Directions: Write a sql query or sql queries that can answer the following questions
What are all the types of pokemon that a pokemon can have?
SELECT COUNT(id) FROM pokemon.types;
What is the name of the pokemon with id 45?
SELECT name FROM pokemon.pokemons WHERE id = 45;
How many pokemon are there?
SELECT COUNT(id) FROM pokemon.pokemons;
How many types are there?
How many pokemon have a secondary type?
SELECT COUNT(id) FROM pokemon.pokemons WHERE secondary_type IS NOT NULL;
Directions: Write a sql query or sql queries that can answer the following questions
What is each pokemon's primary type?
SELECT pokemon.pokemons.name, pokemon.types.name
FROM pokemon.pokemons
JOIN pokemon.types ON pokemons.primary_type = types.id;
What is Rufflet's secondary type?

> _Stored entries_
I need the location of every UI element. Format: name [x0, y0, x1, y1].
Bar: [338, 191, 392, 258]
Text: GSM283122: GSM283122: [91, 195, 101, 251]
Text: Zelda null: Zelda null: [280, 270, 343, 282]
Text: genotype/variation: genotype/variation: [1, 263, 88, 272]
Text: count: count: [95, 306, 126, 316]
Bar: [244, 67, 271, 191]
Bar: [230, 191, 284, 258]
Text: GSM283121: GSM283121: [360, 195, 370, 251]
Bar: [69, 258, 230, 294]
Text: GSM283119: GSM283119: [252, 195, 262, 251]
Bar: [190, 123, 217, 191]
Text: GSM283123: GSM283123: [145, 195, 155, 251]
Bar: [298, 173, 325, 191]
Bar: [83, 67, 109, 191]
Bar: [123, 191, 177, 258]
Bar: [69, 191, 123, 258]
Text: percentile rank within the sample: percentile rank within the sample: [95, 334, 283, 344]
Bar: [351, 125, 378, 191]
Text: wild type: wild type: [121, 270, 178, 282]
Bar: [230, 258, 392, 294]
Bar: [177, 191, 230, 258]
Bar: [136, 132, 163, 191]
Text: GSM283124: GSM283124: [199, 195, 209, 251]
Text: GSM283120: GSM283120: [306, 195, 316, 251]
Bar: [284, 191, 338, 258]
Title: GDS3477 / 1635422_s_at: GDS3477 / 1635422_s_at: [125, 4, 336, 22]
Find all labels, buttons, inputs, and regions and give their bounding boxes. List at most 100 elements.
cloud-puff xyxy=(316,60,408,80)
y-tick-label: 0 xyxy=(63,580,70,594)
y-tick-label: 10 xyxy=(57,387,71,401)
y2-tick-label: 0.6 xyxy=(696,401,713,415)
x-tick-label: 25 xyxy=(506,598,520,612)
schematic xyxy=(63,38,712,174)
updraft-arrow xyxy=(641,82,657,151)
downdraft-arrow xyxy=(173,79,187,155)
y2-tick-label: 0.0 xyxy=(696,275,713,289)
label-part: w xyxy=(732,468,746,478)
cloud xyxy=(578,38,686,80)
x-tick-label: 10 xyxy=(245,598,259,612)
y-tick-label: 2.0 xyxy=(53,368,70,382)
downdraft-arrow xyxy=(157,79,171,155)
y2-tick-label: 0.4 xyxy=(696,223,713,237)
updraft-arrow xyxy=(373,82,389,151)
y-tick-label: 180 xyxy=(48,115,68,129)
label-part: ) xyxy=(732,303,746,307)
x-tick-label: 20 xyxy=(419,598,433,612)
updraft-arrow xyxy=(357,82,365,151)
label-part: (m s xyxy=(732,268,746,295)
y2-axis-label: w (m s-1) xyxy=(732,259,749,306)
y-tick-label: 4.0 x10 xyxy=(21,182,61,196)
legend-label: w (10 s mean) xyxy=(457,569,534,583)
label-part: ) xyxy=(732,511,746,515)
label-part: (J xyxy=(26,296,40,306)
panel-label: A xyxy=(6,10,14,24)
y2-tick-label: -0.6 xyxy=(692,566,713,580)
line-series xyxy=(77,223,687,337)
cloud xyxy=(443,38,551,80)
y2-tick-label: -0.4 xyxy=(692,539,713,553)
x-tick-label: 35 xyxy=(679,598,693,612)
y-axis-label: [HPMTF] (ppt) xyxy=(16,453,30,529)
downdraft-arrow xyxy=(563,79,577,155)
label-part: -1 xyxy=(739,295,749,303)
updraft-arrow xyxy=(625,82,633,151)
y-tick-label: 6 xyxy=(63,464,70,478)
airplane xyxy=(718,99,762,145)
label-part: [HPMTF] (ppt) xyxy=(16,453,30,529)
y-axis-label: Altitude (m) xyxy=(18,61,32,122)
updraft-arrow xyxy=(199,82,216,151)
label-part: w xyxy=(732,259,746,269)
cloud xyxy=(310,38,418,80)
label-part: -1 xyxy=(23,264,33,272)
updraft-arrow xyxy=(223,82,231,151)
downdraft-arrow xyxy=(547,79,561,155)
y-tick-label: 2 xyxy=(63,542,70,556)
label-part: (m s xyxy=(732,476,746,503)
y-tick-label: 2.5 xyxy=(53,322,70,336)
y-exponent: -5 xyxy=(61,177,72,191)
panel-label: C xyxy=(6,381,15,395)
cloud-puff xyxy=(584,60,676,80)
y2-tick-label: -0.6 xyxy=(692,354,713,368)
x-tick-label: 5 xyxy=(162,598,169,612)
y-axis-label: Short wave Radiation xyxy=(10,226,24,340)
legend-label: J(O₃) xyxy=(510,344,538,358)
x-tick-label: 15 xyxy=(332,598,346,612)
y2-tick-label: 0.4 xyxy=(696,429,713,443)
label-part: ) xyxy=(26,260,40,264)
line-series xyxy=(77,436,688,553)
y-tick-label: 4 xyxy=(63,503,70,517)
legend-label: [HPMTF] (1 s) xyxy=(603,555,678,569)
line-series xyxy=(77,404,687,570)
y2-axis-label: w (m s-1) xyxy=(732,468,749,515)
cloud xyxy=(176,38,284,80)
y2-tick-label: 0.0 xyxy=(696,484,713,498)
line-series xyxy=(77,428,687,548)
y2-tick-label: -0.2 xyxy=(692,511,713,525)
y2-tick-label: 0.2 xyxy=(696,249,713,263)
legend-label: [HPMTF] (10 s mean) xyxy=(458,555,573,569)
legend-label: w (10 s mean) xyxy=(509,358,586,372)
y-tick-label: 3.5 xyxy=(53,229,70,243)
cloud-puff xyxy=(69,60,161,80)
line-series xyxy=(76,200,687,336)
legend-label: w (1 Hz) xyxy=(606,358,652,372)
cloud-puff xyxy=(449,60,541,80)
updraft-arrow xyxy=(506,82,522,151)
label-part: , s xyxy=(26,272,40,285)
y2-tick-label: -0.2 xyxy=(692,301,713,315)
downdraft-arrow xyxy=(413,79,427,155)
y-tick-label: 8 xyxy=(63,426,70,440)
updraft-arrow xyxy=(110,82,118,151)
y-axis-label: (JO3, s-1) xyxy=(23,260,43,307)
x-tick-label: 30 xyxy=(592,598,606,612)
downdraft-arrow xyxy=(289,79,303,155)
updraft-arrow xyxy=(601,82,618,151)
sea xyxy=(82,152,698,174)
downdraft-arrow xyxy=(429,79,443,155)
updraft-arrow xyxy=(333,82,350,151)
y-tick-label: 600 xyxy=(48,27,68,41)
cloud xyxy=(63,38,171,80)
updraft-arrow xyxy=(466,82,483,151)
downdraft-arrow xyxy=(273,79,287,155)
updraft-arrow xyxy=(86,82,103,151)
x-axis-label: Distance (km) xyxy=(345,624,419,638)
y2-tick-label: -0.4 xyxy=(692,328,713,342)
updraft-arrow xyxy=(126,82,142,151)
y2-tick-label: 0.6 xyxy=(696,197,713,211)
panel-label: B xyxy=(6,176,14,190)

> _What to do_
1. Could you print the stored entries from their first line up to and including the line containing "Text: GSM283119: GSM283119: [252, 195, 262, 251]", with both ends kept?
2. Can you carry on the Pokémon SQL exercise, starting after its last line?

> _Exercise results_
1.
I need the location of every UI element. Format: name [x0, y0, x1, y1].
Bar: [338, 191, 392, 258]
Text: GSM283122: GSM283122: [91, 195, 101, 251]
Text: Zelda null: Zelda null: [280, 270, 343, 282]
Text: genotype/variation: genotype/variation: [1, 263, 88, 272]
Text: count: count: [95, 306, 126, 316]
Bar: [244, 67, 271, 191]
Bar: [230, 191, 284, 258]
Text: GSM283121: GSM283121: [360, 195, 370, 251]
Bar: [69, 258, 230, 294]
Text: GSM283119: GSM283119: [252, 195, 262, 251]

2.
SELECT pokemons.name, pokemons.secondary_type, types.name
FROM pokemon.pokemons
JOIN pokemon.types
ON pokemons.secondary_type = types.id
WHERE pokemons.name = "Rufflet";
What are the names of the pokemon that belong to the trainer with trainerID 303?
SELECT pokemons.name FROM pokemon.pokemons
JOIN pokemon.pokemon_trainer
ON pokemons.id = pokemon_trainer.pokemon_id
WHERE pokemon_trainer.trainerID = 303;
How many pokemon have a secondary type Poison
SELECT pokemon.types.name, COUNT(pokemon.pokemons.name) AS "Count - Type Poison"
FROM pokemon.pokemons
JOIN pokemon.types
ON pokemon.pokemons.secondary_type = pokemon.types.id
WHERE pokemon.types.name = "Poison";
What are all the primary types and how many pokemon have that type?
SELECT pokemon.types.name, COUNT(pokemon.pokemons.name) AS "Count"
FROM pokemon.pokemons
JOIN pokemon.types
ON pokemons.primary_type = types.id
GROUP BY pokemon.types.id;
How many pokemon at level 100 does each trainer with at least one level 100 pokemone have? (Hint: your query should not display a trainer
SELECT COUNT(pokemon_trainer.pokemon_id)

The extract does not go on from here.